## GIVEN TASK
Copy each line in the data that includes the word "text".

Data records
______

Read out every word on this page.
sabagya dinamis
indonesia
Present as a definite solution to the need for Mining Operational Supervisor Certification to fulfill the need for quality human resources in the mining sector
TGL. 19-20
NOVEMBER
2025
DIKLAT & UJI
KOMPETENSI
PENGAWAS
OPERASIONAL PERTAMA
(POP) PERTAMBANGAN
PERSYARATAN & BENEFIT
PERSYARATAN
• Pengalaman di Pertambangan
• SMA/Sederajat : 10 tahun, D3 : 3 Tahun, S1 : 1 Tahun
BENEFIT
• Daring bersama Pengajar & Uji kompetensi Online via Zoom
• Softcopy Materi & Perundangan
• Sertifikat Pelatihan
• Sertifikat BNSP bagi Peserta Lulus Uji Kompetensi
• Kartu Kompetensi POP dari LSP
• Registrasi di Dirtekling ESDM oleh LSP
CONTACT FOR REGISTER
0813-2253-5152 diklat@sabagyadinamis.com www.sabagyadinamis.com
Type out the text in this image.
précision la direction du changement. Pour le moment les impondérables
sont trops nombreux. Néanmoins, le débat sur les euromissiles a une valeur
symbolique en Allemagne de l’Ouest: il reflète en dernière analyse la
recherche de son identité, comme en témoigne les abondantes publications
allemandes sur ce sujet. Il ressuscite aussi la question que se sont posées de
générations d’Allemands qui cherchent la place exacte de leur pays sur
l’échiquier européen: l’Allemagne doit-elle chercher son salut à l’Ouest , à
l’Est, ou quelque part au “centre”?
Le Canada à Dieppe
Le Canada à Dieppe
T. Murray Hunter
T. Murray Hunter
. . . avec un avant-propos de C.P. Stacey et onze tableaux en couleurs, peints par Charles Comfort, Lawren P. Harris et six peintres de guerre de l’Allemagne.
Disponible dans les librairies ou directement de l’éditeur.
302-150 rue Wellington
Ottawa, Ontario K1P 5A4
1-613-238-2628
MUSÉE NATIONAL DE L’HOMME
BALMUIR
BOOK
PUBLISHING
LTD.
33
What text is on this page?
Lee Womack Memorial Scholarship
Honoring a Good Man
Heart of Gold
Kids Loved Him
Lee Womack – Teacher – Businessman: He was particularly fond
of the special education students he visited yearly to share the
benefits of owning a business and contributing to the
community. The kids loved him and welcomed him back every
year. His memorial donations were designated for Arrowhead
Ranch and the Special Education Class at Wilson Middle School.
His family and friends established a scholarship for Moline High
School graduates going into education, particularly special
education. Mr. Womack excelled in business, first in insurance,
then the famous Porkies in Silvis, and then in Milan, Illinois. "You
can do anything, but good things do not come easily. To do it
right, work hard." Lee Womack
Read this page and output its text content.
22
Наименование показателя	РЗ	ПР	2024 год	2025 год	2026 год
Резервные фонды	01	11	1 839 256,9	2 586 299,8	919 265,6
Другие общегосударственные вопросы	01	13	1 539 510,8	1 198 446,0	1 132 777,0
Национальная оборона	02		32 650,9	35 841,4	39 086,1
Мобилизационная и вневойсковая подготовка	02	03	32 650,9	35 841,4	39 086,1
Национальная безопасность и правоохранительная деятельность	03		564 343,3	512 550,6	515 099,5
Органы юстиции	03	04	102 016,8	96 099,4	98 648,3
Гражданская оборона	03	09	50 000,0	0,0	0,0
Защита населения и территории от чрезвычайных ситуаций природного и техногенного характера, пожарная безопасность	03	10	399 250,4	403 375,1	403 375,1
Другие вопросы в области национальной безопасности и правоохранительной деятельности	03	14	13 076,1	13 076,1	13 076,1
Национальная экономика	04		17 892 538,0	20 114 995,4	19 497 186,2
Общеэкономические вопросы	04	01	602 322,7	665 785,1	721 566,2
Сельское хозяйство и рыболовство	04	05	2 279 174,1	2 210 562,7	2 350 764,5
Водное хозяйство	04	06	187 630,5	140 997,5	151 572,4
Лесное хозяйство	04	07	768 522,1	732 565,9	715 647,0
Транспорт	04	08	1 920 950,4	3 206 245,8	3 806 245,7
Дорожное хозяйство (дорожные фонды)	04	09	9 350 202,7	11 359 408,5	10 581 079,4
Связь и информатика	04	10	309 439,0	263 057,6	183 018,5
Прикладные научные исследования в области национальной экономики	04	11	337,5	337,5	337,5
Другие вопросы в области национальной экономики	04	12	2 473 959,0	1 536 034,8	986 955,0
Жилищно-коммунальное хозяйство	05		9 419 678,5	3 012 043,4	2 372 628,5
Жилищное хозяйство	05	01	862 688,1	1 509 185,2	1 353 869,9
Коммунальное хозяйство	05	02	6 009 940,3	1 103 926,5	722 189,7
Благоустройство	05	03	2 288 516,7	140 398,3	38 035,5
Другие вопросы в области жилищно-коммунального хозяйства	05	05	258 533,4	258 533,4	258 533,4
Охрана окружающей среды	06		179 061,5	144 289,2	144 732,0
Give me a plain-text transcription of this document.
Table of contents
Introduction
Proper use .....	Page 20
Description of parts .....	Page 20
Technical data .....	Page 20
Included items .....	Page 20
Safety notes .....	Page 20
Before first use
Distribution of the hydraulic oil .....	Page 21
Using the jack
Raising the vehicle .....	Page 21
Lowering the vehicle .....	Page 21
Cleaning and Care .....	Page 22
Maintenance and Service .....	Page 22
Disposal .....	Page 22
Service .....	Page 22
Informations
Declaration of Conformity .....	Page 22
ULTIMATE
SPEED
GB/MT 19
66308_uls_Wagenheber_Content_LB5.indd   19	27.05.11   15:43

______

## EXERCISE SOLUTION
Type out the text in this image.
What text is on this page?
Read this page and output its text content.
Give me a plain-text transcription of this document.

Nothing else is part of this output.